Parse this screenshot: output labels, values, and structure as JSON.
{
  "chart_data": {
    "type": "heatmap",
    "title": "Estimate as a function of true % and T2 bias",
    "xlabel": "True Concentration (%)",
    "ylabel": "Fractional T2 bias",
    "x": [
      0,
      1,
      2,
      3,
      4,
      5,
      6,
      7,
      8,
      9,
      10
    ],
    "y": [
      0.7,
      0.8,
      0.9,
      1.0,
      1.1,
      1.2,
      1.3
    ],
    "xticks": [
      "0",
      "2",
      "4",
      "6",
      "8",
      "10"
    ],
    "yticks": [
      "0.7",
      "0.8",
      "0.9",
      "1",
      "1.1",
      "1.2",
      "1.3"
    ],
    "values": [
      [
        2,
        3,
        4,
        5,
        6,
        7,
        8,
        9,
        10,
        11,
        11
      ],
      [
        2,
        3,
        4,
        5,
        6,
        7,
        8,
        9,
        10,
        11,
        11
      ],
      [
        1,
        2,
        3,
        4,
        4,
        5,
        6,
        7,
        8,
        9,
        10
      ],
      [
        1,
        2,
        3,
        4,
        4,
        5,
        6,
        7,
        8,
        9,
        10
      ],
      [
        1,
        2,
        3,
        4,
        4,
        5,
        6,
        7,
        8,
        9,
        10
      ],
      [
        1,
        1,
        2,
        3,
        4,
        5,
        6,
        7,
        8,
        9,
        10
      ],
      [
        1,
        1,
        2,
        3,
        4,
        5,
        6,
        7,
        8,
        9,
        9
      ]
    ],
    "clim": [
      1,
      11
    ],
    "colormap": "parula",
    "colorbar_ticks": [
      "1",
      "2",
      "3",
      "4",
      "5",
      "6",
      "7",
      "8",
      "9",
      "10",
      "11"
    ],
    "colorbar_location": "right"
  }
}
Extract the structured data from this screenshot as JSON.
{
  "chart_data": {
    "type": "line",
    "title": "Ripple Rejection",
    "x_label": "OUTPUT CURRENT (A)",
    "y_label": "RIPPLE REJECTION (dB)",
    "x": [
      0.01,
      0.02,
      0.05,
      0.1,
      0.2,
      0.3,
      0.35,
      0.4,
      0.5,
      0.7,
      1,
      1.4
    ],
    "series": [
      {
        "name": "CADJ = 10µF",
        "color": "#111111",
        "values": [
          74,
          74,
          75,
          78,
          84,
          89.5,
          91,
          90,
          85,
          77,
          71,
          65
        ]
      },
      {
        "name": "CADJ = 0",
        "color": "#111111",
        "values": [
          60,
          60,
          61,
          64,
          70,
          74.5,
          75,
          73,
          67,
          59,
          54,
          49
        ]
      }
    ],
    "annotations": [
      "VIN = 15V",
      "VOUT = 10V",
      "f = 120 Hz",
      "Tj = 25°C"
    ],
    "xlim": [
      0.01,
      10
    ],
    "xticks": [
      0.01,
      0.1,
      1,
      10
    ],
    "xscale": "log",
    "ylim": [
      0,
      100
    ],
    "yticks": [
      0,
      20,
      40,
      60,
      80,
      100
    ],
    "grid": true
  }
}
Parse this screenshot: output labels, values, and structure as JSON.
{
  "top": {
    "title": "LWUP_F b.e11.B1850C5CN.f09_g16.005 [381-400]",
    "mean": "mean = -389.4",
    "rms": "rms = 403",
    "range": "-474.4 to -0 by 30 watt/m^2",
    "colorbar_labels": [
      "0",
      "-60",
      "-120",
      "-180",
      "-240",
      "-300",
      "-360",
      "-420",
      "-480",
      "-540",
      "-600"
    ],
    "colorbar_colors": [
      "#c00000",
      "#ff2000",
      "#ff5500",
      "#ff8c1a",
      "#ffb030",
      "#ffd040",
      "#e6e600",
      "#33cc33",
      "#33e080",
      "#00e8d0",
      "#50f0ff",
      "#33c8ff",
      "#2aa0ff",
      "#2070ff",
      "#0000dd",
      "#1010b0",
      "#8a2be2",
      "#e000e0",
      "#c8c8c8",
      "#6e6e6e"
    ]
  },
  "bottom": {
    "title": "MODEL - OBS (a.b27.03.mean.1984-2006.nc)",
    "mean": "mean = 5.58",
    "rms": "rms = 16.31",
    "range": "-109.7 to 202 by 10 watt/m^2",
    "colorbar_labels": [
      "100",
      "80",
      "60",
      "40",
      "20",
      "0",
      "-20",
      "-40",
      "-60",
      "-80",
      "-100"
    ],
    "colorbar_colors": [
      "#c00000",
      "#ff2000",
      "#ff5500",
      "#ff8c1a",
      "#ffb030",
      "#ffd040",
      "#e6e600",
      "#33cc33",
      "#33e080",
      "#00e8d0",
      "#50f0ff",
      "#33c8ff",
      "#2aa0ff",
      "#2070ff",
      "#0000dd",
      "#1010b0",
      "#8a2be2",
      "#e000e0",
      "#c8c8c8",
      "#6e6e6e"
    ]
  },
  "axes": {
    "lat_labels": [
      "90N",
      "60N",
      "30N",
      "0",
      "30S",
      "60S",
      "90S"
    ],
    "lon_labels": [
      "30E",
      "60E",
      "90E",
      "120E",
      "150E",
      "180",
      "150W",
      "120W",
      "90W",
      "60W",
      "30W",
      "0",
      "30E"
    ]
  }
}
----
Reproduce the records word for word.

ANSWER IN FULL:
Parse this screenshot: output labels, values, and structure as JSON.
{
  "chart_data": {
    "type": "heatmap",
    "title": "Estimate as a function of true % and T2 bias",
    "xlabel": "True Concentration (%)",
    "ylabel": "Fractional T2 bias",
    "x": [
      0,
      1,
      2,
      3,
      4,
      5,
      6,
      7,
      8,
      9,
      10
    ],
    "y": [
      0.7,
      0.8,
      0.9,
      1.0,
      1.1,
      1.2,
      1.3
    ],
    "xticks": [
      "0",
      "2",
      "4",
      "6",
      "8",
      "10"
    ],
    "yticks": [
      "0.7",
      "0.8",
      "0.9",
      "1",
      "1.1",
      "1.2",
      "1.3"
    ],
    "values": [
      [
        2,
        3,
        4,
        5,
        6,
        7,
        8,
        9,
        10,
        11,
        11
      ],
      [
        2,
        3,
        4,
        5,
        6,
        7,
        8,
        9,
        10,
        11,
        11
      ],
      [
        1,
        2,
        3,
        4,
        4,
        5,
        6,
        7,
        8,
        9,
        10
      ],
      [
        1,
        2,
        3,
        4,
        4,
        5,
        6,
        7,
        8,
        9,
        10
      ],
      [
        1,
        2,
        3,
        4,
        4,
        5,
        6,
        7,
        8,
        9,
        10
      ],
      [
        1,
        1,
        2,
        3,
        4,
        5,
        6,
        7,
        8,
        9,
        10
      ],
      [
        1,
        1,
        2,
        3,
        4,
        5,
        6,
        7,
        8,
        9,
        9
      ]
    ],
    "clim": [
      1,
      11
    ],
    "colormap": "parula",
    "colorbar_ticks": [
      "1",
      "2",
      "3",
      "4",
      "5",
      "6",
      "7",
      "8",
      "9",
      "10",
      "11"
    ],
    "colorbar_location": "right"
  }
}
Extract the structured data from this screenshot as JSON.
{
  "chart_data": {
    "type": "line",
    "title": "Ripple Rejection",
    "x_label": "OUTPUT CURRENT (A)",
    "y_label": "RIPPLE REJECTION (dB)",
    "x": [
      0.01,
      0.02,
      0.05,
      0.1,
      0.2,
      0.3,
      0.35,
      0.4,
      0.5,
      0.7,
      1,
      1.4
    ],
    "series": [
      {
        "name": "CADJ = 10µF",
        "color": "#111111",
        "values": [
          74,
          74,
          75,
          78,
          84,
          89.5,
          91,
          90,
          85,
          77,
          71,
          65
        ]
      },
      {
        "name": "CADJ = 0",
        "color": "#111111",
        "values": [
          60,
          60,
          61,
          64,
          70,
          74.5,
          75,
          73,
          67,
          59,
          54,
          49
        ]
      }
    ],
    "annotations": [
      "VIN = 15V",
      "VOUT = 10V",
      "f = 120 Hz",
      "Tj = 25°C"
    ],
    "xlim": [
      0.01,
      10
    ],
    "xticks": [
      0.01,
      0.1,
      1,
      10
    ],
    "xscale": "log",
    "ylim": [
      0,
      100
    ],
    "yticks": [
      0,
      20,
      40,
      60,
      80,
      100
    ],
    "grid": true
  }
}
Parse this screenshot: output labels, values, and structure as JSON.
{
  "top": {
    "title": "LWUP_F b.e11.B1850C5CN.f09_g16.005 [381-400]",
    "mean": "mean = -389.4",
    "rms": "rms = 403",
    "range": "-474.4 to -0 by 30 watt/m^2",
    "colorbar_labels": [
      "0",
      "-60",
      "-120",
      "-180",
      "-240",
      "-300",
      "-360",
      "-420",
      "-480",
      "-540",
      "-600"
    ],
    "colorbar_colors": [
      "#c00000",
      "#ff2000",
      "#ff5500",
      "#ff8c1a",
      "#ffb030",
      "#ffd040",
      "#e6e600",
      "#33cc33",
      "#33e080",
      "#00e8d0",
      "#50f0ff",
      "#33c8ff",
      "#2aa0ff",
      "#2070ff",
      "#0000dd",
      "#1010b0",
      "#8a2be2",
      "#e000e0",
      "#c8c8c8",
      "#6e6e6e"
    ]
  },
  "bottom": {
    "title": "MODEL - OBS (a.b27.03.mean.1984-2006.nc)",
    "mean": "mean = 5.58",
    "rms": "rms = 16.31",
    "range": "-109.7 to 202 by 10 watt/m^2",
    "colorbar_labels": [
      "100",
      "80",
      "60",
      "40",
      "20",
      "0",
      "-20",
      "-40",
      "-60",
      "-80",
      "-100"
    ],
    "colorbar_colors": [
      "#c00000",
      "#ff2000",
      "#ff5500",
      "#ff8c1a",
      "#ffb030",
      "#ffd040",
      "#e6e600",
      "#33cc33",
      "#33e080",
      "#00e8d0",
      "#50f0ff",
      "#33c8ff",
      "#2aa0ff",
      "#2070ff",
      "#0000dd",
      "#1010b0",
      "#8a2be2",
      "#e000e0",
      "#c8c8c8",
      "#6e6e6e"
    ]
  },
  "axes": {
    "lat_labels": [
      "90N",
      "60N",
      "30N",
      "0",
      "30S",
      "60S",
      "90S"
    ],
    "lon_labels": [
      "30E",
      "60E",
      "90E",
      "120E",
      "150E",
      "180",
      "150W",
      "120W",
      "90W",
      "60W",
      "30W",
      "0",
      "30E"
    ]
  }
}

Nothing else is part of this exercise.